▶ _Data_:
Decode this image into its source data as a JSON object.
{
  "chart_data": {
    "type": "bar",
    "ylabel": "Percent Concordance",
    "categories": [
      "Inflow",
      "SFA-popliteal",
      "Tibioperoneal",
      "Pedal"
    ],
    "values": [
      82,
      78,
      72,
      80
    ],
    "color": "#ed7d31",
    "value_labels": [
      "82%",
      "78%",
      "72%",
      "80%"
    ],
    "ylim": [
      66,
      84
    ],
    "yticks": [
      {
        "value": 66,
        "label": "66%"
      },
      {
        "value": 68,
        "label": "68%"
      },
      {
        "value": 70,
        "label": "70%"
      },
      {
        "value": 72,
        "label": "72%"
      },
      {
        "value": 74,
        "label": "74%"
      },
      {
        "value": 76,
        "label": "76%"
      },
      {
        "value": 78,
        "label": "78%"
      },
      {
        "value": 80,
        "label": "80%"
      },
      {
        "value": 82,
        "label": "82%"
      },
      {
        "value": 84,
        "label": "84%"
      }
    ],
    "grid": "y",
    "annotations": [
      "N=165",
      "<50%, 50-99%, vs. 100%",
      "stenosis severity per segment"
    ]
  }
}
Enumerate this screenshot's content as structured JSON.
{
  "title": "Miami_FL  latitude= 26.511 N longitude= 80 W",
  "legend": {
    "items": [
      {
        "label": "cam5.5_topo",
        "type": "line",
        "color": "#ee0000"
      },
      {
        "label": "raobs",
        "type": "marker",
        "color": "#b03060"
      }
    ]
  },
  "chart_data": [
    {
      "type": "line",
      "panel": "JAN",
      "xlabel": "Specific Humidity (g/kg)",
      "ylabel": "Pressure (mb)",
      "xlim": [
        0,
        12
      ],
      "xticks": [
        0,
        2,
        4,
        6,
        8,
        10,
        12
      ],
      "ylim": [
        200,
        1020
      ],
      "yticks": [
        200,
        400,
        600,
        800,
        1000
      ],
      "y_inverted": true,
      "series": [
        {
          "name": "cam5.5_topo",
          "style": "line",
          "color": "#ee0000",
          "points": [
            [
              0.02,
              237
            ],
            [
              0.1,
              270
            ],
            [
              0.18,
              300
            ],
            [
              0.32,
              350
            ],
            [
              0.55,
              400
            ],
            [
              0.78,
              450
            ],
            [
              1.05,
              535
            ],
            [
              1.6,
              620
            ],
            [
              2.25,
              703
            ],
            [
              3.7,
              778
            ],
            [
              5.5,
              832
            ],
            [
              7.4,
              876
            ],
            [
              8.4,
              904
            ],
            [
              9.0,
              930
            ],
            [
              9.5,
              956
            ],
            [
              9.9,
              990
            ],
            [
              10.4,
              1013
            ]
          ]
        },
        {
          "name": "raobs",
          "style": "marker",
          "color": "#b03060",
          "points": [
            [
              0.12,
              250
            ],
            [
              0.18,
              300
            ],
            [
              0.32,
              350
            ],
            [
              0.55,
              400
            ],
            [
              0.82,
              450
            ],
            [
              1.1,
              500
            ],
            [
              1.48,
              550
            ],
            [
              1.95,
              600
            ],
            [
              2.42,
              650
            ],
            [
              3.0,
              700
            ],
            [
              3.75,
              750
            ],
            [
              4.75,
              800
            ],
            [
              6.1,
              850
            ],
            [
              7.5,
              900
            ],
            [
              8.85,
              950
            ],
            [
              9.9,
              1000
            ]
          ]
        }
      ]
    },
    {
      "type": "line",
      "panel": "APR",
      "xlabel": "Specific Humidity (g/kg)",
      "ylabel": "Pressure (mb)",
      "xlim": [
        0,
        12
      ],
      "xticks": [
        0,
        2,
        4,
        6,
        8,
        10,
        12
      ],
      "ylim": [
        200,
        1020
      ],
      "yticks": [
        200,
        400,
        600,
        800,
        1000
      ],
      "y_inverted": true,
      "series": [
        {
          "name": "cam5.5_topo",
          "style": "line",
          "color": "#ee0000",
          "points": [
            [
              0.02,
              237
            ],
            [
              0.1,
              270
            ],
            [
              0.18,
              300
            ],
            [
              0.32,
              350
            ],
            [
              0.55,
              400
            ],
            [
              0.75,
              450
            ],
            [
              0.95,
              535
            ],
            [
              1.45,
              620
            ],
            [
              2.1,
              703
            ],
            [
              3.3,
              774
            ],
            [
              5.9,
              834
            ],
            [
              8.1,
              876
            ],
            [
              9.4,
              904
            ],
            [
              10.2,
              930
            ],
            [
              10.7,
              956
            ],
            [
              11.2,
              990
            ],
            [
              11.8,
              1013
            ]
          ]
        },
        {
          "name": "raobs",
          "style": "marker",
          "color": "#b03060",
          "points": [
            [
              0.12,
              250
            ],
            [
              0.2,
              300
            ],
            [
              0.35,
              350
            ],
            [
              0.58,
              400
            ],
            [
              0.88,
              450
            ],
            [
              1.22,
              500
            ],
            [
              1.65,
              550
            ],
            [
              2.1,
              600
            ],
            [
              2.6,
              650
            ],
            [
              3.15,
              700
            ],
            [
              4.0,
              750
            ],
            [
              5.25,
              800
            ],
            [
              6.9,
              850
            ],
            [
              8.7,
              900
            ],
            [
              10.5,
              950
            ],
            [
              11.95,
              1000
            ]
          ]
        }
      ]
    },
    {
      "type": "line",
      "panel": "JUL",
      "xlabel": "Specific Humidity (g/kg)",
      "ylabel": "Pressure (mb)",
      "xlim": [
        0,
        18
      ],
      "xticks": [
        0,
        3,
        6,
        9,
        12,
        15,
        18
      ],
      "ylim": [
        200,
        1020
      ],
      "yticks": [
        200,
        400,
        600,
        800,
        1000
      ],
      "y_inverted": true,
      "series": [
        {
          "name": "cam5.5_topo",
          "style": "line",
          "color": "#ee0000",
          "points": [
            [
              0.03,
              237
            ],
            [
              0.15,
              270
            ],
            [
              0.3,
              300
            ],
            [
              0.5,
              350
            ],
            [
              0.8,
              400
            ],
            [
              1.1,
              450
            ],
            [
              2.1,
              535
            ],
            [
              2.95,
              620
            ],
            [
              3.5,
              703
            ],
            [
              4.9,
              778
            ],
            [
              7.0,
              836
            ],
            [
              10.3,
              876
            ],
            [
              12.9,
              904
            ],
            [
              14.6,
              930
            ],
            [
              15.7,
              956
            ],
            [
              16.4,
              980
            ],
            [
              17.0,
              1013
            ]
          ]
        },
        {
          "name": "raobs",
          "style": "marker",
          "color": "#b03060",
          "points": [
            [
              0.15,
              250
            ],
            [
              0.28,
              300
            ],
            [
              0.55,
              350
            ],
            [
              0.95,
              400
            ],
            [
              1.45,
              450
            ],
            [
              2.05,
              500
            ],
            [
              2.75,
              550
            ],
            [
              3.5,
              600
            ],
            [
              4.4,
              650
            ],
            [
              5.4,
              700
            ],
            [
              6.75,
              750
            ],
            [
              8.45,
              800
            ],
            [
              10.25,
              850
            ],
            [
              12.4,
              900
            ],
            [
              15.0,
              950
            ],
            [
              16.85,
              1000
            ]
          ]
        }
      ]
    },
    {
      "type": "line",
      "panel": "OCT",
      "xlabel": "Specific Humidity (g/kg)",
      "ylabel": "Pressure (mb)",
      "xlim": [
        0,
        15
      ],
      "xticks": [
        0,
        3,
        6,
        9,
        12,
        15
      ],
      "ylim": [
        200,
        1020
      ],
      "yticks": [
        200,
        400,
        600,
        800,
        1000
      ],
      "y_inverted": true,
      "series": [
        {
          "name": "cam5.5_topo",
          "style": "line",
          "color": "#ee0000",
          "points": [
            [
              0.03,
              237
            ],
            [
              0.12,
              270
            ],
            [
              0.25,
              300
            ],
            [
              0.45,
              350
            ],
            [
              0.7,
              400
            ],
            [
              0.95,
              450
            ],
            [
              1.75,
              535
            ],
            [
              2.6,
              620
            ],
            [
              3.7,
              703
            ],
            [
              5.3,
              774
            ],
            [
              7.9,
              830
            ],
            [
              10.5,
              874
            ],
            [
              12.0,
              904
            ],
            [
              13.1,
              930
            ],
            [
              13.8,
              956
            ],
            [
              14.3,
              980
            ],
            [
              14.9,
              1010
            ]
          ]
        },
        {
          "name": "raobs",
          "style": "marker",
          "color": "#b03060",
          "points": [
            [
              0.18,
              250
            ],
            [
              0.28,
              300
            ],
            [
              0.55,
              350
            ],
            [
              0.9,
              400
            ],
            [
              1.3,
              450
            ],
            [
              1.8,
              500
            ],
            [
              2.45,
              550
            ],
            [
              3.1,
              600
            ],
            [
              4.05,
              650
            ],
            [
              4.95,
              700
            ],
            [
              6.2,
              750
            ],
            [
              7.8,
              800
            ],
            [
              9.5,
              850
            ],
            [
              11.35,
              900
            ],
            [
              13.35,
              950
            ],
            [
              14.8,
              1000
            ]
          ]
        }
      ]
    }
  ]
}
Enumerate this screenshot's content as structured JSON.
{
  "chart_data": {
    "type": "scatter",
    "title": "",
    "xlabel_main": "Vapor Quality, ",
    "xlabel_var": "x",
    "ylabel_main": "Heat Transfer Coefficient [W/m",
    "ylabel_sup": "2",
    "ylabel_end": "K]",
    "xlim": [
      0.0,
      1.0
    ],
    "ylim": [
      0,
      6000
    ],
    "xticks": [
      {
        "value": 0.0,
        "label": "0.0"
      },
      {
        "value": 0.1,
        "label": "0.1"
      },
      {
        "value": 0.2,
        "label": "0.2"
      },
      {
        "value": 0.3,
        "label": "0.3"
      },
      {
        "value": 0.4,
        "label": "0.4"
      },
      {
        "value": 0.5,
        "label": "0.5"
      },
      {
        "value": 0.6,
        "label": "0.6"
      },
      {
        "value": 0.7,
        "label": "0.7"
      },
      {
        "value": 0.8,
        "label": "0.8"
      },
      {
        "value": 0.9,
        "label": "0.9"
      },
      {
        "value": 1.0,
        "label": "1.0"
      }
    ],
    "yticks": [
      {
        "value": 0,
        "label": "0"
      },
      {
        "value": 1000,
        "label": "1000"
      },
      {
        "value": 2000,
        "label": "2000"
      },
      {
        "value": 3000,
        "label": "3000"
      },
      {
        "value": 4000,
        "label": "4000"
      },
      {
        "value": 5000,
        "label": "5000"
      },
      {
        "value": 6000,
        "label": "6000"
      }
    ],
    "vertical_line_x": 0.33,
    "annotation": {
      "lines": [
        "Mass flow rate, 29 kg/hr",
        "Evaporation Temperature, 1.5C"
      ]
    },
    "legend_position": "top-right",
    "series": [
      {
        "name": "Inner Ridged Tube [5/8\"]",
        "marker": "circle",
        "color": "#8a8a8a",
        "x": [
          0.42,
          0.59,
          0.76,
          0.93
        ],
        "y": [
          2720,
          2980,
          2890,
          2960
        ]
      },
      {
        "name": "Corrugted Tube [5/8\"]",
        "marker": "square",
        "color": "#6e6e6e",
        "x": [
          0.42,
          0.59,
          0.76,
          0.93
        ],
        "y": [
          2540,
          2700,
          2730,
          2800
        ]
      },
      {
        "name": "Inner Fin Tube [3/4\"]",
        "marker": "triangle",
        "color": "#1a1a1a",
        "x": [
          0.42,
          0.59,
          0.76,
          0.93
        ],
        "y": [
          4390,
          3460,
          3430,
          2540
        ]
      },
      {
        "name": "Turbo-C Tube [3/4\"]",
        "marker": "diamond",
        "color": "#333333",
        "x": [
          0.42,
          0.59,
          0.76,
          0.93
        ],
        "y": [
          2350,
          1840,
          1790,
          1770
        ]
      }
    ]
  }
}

▶ _Task details_: Copy out every line from the records that has the word "title".

▶ _Task response_:
  "title": "Miami_FL  latitude= 26.511 N longitude= 80 W",
    "title": "",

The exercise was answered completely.